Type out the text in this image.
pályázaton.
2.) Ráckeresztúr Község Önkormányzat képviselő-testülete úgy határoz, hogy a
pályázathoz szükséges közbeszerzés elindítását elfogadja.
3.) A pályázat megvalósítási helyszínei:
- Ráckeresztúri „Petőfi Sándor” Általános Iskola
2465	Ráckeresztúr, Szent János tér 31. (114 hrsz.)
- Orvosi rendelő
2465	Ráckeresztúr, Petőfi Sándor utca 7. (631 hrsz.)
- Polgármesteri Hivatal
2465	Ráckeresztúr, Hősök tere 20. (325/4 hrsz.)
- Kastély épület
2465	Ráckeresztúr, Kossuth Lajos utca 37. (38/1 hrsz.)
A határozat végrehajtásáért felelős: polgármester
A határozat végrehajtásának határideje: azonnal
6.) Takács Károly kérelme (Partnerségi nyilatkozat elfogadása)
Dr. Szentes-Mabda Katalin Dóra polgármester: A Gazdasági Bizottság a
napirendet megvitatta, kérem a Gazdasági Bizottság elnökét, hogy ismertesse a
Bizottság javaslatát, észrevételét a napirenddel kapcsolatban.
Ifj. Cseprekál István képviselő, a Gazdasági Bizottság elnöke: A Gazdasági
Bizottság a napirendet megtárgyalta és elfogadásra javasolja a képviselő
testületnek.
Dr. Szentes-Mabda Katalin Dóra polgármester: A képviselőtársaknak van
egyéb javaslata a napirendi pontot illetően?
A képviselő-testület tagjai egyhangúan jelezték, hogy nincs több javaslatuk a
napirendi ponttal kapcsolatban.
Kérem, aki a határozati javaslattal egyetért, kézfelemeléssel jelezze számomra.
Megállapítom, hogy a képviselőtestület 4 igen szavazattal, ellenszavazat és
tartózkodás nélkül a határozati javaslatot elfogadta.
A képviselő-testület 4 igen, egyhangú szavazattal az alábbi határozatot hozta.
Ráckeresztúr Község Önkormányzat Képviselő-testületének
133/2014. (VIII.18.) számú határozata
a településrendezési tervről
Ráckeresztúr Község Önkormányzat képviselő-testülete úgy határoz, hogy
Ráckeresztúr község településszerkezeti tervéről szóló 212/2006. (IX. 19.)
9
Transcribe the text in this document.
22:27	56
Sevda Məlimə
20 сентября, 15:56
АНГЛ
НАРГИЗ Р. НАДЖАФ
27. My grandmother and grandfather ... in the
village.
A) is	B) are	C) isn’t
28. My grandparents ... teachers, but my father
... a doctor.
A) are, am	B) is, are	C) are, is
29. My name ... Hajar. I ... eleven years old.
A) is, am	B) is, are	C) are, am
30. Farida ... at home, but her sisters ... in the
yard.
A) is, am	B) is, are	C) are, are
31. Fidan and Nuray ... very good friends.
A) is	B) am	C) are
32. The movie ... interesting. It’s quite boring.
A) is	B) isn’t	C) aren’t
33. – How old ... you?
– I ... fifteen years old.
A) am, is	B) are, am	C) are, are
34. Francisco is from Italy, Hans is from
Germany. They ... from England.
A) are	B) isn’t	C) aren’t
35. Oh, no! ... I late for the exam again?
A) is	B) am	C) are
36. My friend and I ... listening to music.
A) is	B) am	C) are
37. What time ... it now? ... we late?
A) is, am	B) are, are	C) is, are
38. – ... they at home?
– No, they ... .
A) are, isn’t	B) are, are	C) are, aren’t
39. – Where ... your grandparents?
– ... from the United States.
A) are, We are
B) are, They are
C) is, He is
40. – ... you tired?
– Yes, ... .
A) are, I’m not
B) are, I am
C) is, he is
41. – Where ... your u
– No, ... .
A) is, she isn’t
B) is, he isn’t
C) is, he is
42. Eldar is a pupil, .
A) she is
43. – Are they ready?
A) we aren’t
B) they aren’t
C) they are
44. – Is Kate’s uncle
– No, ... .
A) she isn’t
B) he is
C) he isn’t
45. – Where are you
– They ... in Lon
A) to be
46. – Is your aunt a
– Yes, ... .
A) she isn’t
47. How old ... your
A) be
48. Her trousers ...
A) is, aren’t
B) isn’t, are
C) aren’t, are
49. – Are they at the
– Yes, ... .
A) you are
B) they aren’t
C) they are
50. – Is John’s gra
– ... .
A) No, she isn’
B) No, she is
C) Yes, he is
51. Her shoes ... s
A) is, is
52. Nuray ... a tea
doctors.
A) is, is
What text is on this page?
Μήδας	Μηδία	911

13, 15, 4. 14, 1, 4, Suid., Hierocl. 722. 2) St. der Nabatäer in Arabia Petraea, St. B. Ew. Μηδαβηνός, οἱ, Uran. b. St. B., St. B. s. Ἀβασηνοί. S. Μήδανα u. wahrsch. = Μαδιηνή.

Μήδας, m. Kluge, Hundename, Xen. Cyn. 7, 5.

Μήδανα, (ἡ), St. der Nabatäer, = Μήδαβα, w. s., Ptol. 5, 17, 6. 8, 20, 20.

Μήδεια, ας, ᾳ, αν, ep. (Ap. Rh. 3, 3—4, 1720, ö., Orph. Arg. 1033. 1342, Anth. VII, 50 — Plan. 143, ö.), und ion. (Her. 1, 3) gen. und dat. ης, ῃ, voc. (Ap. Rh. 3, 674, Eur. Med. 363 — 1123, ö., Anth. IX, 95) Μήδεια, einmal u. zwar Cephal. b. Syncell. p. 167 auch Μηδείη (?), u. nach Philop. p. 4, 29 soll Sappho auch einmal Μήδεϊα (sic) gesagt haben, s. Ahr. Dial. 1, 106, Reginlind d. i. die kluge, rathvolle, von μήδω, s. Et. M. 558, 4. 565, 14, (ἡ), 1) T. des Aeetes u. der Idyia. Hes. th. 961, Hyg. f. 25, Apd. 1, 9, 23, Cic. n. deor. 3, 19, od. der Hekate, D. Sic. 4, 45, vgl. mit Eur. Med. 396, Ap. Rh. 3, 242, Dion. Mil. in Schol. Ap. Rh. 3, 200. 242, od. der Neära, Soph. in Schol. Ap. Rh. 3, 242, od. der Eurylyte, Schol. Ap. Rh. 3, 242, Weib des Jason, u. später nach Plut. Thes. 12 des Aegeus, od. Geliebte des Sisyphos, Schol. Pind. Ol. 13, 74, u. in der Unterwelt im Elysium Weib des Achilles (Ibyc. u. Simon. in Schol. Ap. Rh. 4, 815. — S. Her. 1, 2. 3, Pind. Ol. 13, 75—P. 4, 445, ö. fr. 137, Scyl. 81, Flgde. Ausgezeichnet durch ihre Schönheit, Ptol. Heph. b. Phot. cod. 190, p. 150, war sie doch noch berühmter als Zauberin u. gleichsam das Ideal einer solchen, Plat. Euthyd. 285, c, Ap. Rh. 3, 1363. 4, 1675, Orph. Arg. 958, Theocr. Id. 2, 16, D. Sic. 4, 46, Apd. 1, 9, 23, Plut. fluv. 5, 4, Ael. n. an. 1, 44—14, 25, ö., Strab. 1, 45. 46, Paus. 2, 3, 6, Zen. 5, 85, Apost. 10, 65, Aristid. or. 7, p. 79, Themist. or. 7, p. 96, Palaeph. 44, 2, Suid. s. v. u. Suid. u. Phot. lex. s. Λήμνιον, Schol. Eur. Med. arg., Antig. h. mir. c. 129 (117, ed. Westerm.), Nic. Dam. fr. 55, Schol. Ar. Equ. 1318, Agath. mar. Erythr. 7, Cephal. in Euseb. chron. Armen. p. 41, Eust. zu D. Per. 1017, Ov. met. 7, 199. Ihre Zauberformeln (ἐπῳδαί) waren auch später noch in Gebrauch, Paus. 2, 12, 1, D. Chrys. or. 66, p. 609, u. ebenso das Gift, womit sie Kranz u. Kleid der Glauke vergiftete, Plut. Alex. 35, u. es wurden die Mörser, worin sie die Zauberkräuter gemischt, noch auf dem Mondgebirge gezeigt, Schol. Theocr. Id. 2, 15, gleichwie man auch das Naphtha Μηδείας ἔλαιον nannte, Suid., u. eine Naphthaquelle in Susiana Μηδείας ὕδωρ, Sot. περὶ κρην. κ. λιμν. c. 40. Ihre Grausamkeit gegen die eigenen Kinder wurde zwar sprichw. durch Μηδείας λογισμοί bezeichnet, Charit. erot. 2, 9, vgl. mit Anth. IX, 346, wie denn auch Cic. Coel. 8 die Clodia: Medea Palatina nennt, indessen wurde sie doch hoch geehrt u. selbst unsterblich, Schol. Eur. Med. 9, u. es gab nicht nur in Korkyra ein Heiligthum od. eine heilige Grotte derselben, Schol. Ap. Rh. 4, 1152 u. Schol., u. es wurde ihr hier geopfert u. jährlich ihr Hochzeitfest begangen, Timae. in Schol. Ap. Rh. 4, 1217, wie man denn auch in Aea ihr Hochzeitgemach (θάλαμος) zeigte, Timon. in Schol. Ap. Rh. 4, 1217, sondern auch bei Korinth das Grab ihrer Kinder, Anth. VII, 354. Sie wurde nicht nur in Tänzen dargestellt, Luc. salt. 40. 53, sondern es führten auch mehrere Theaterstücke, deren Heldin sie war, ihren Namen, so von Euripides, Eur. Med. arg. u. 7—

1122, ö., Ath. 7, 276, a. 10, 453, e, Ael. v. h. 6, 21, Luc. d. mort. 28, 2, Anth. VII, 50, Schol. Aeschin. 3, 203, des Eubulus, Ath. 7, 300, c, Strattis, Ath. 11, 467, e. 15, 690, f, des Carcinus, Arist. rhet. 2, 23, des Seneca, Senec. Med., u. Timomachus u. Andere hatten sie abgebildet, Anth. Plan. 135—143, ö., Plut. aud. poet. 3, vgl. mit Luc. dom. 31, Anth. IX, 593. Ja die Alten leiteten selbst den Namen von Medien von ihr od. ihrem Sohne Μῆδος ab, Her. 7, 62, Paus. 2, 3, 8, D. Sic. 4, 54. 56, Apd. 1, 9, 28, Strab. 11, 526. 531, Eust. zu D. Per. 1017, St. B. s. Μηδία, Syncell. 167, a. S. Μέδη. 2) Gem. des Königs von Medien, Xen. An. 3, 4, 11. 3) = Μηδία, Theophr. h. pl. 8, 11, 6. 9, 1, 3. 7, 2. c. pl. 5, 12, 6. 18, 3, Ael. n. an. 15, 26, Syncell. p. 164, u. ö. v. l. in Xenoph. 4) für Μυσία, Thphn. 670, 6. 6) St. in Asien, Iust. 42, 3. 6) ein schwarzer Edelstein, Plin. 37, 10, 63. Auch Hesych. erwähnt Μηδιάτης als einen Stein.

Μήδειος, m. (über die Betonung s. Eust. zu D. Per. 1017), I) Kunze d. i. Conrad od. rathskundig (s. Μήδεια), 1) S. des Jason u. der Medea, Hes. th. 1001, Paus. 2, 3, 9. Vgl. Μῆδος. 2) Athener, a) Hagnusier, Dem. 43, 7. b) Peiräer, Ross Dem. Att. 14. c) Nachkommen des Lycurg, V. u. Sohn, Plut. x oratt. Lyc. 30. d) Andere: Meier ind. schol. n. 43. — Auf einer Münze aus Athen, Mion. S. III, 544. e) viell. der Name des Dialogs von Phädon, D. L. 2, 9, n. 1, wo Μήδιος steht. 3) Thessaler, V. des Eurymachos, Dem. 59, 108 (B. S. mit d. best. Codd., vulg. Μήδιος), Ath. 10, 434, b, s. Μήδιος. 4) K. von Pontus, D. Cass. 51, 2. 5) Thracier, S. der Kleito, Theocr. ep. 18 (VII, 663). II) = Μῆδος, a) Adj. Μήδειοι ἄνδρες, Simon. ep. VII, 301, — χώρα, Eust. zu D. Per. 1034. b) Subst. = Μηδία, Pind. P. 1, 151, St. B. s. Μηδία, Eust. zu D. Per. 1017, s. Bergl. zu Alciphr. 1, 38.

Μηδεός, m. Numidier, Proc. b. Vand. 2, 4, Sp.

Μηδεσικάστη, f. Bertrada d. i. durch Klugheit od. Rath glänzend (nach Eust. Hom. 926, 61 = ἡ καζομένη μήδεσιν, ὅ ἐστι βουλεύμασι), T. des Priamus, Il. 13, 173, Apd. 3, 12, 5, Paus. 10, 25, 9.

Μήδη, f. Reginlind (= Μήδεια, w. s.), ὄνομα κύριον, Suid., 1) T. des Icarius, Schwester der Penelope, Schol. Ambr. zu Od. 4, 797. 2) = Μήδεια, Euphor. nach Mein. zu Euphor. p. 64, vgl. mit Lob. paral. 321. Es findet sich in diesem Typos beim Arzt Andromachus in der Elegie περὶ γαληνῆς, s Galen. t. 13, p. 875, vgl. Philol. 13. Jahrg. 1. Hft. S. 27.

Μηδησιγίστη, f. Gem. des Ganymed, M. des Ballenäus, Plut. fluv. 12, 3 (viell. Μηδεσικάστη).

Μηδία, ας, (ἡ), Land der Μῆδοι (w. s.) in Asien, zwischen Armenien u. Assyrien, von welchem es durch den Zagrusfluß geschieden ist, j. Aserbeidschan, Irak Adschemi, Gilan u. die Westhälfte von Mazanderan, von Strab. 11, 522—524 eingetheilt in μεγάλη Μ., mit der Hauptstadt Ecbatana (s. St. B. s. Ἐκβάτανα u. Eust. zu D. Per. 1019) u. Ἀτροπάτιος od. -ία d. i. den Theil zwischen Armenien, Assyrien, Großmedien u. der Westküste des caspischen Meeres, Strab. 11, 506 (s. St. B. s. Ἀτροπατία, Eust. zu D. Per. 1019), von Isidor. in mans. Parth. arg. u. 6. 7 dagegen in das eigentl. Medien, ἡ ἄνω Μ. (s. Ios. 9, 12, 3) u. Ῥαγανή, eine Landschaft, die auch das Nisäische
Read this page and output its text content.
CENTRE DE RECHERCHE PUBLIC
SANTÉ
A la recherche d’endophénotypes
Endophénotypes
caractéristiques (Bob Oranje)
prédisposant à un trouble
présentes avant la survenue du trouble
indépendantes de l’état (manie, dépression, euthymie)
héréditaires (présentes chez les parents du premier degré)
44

┄┄┄┄┄┄

• _WORK TO BE COMPLETED_
Starting from the line containing "Read this page and output its text content." and ending with the final line of the data, reproduce each line exactly as it appears, including no other lines.

• _CORRECT RESPONSE_
Read this page and output its text content.
CENTRE DE RECHERCHE PUBLIC
SANTÉ
A la recherche d’endophénotypes
Endophénotypes
caractéristiques (Bob Oranje)
prédisposant à un trouble
présentes avant la survenue du trouble
indépendantes de l’état (manie, dépression, euthymie)
héréditaires (présentes chez les parents du premier degré)
44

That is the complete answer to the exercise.